◆ Extract to read:
________
Skip to content

v0.15.0

Latest

Choose a tag to compare

@github-actions github-actions released this 17 Jul 03:19

Golavo v0.15.0 — One home for each rule

Golavo 0.15.0 changes no forecast, no source boundary, and no seal. It changes where the
app's rules live. Three of them had drifted into being kept in several places at once,
and each copy was one edit away from disagreeing with the others. Every committed sample
artifact reproduces byte-for-byte on this release, which is the evidence that the engine
underneath is untouched.

This is a release for the codebase's future, not for this week's page.

Why an architecture release

The most important promise Golavo makes is that a forecast never sees the future. Until
now, the app kept that promise in four places.

The rule is: train on everything before kickoff - 1s, from this fixture's own source,
never the fixture's own row, and fail closed if a later row survives. The guard that
enforces the last part was always central and always machine-checked. But the cutoff was
derived independently in the match analysis, the retrospective, the seal path, and the
evaluation folds — and the scoping half existed twice, character for character, in the
server's analysis path and in the core retrospective. Nothing checked that the two copies
agreed. A comment in one of them said it matched "the app's own on-demand path" and named
the other file; that promise was the only thing holding them together.

That class of leak has already bitten this project three times in a single day, always the
same way: stale data hid the problem, and fresh data woke it up.

Now there is one module. leak_safe_training_view returns a fixture's training history and
the instant it was cut off at, and the four facts are inseparable inside it — you cannot
get the rows without the cutoff, or the cutoff without the scoping, or either without the
guard having run. The seal path calls the same module and only tightens the boundary
(min(as_of, kickoff - 1s)), never loosens it.

What else moved

Cached reads. Six surfaces each hand-rolled the same dance: retry across a data
refresh, key a private cache, re-check the snapshot before trusting a hit, stamp the
provenance. Worse, the base module hardcoded the names of the modules caching on top of
it in order to invalidate them — so a seventh cached read would be invalidated only if
somebody remembered to add it to a tuple, and if they forgot, the app would serve a retired
data generation after a refresh and look exactly like it was working. Readers now register
themselves. Forgetting is no longer possible.

Background jobs. The retrospective borrowed the AI read's job store, which meant a
football backtest reported "Assembling the evidence" until the endpoint stamped over it,
and the UI minted an AI job id and rewrote its prefix with a regular expression. Each kind
of work now declares its own stages and its own id space.

The trust table. The retrospective's skill fold scores five model families; the
backtest offers four, dropping bivariate Poisson because it is numerically identical to
independent Poisson and would imply two opinions where there is one. The React view knew
that rule too, and re-applied it. If either side had changed, the page's two tables would
have quietly contradicted each other. The sidecar now sends the four voices and names what
it dropped.

What you will notice

Almost nothing, which is the point.
________
Records drawn from a dataset:
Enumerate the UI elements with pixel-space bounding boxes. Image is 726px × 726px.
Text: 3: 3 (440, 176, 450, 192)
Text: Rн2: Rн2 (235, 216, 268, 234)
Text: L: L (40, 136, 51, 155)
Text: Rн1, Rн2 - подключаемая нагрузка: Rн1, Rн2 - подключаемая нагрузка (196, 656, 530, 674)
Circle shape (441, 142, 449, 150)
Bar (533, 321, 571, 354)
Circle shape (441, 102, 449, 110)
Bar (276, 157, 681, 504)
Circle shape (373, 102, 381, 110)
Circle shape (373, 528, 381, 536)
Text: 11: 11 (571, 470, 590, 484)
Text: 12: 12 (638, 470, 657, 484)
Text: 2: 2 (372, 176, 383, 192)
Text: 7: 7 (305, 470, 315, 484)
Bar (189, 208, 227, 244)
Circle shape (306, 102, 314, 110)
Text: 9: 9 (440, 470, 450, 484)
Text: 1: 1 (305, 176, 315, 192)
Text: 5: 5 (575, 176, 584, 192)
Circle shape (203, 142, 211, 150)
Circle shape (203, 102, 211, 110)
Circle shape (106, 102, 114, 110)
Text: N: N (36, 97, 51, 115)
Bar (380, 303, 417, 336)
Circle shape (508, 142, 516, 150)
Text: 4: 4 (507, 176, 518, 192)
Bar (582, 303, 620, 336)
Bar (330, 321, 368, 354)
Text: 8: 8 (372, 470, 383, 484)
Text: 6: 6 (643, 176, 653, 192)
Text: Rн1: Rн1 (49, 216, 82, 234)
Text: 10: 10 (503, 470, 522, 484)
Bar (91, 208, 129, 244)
________
◆ Exercise directions:
Reproduce the passage of the Golavo v0.15.0 release notes that opens with the words containing "Choose a tag" and closes with "this week's page.", substituting "bit-for-bit" for "byte-for-byte". The rows are separate material with no connection to the release notes.

◆ Exercise answer:
Choose a tag to compare

@github-actions github-actions released this 17 Jul 03:19

Golavo v0.15.0 — One home for each rule

Golavo 0.15.0 changes no forecast, no source boundary, and no seal. It changes where the
app's rules live. Three of them had drifted into being kept in several places at once,
and each copy was one edit away from disagreeing with the others. Every committed sample
artifact reproduces bit-for-bit on this release, which is the evidence that the engine
underneath is untouched.

This is a release for the codebase's future, not for this week's page.